::: Available records

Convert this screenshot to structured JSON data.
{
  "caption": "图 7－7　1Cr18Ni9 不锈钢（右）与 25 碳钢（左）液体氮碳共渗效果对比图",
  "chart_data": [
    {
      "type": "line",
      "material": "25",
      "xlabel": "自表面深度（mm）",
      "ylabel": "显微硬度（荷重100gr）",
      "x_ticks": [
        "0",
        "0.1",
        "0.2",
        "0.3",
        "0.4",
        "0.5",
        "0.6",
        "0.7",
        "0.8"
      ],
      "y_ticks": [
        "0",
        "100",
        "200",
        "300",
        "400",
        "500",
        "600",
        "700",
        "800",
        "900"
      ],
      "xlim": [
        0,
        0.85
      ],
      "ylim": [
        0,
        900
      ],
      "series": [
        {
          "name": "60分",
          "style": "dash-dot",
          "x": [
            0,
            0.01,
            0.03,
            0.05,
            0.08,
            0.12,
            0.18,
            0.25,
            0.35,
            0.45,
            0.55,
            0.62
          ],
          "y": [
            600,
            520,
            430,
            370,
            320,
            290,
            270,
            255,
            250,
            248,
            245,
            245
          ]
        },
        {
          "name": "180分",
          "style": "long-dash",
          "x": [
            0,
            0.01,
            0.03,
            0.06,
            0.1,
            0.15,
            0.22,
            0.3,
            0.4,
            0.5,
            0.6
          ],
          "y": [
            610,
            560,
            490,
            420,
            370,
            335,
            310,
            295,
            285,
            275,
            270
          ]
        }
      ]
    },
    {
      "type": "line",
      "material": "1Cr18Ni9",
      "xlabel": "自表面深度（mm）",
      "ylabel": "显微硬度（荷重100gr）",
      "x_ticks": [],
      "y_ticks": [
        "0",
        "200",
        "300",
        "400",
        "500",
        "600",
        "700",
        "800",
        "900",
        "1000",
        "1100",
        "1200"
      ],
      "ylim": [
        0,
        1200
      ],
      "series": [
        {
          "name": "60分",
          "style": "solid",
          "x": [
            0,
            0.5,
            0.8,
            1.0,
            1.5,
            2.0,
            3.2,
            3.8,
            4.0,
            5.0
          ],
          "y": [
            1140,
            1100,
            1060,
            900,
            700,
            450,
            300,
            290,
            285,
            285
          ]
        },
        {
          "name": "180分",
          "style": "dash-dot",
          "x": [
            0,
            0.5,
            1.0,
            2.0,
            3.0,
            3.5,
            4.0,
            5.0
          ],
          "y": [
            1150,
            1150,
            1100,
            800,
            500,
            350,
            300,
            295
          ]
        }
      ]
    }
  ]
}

::::::

Exercise objective: Only a number is wanted here: how many lines in the data above include the string "style"?

Output of the task: 4